→ INSTRUCTION
List all lines of the data that include the string "täysin".

→ Stored data entries

►

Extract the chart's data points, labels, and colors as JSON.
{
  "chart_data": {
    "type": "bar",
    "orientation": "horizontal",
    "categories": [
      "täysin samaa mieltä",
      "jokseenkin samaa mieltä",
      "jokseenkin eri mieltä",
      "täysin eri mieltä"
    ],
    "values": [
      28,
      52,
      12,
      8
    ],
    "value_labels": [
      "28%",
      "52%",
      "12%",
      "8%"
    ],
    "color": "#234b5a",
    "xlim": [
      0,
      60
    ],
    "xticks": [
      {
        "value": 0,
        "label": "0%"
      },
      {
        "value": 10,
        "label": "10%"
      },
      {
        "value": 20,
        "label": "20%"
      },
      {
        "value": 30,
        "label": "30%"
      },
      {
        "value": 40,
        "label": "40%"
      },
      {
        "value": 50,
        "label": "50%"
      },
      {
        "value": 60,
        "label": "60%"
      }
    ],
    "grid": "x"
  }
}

◄

→ RESPONSE TO THE EXERCISE
      "täysin samaa mieltä",
      "täysin eri mieltä"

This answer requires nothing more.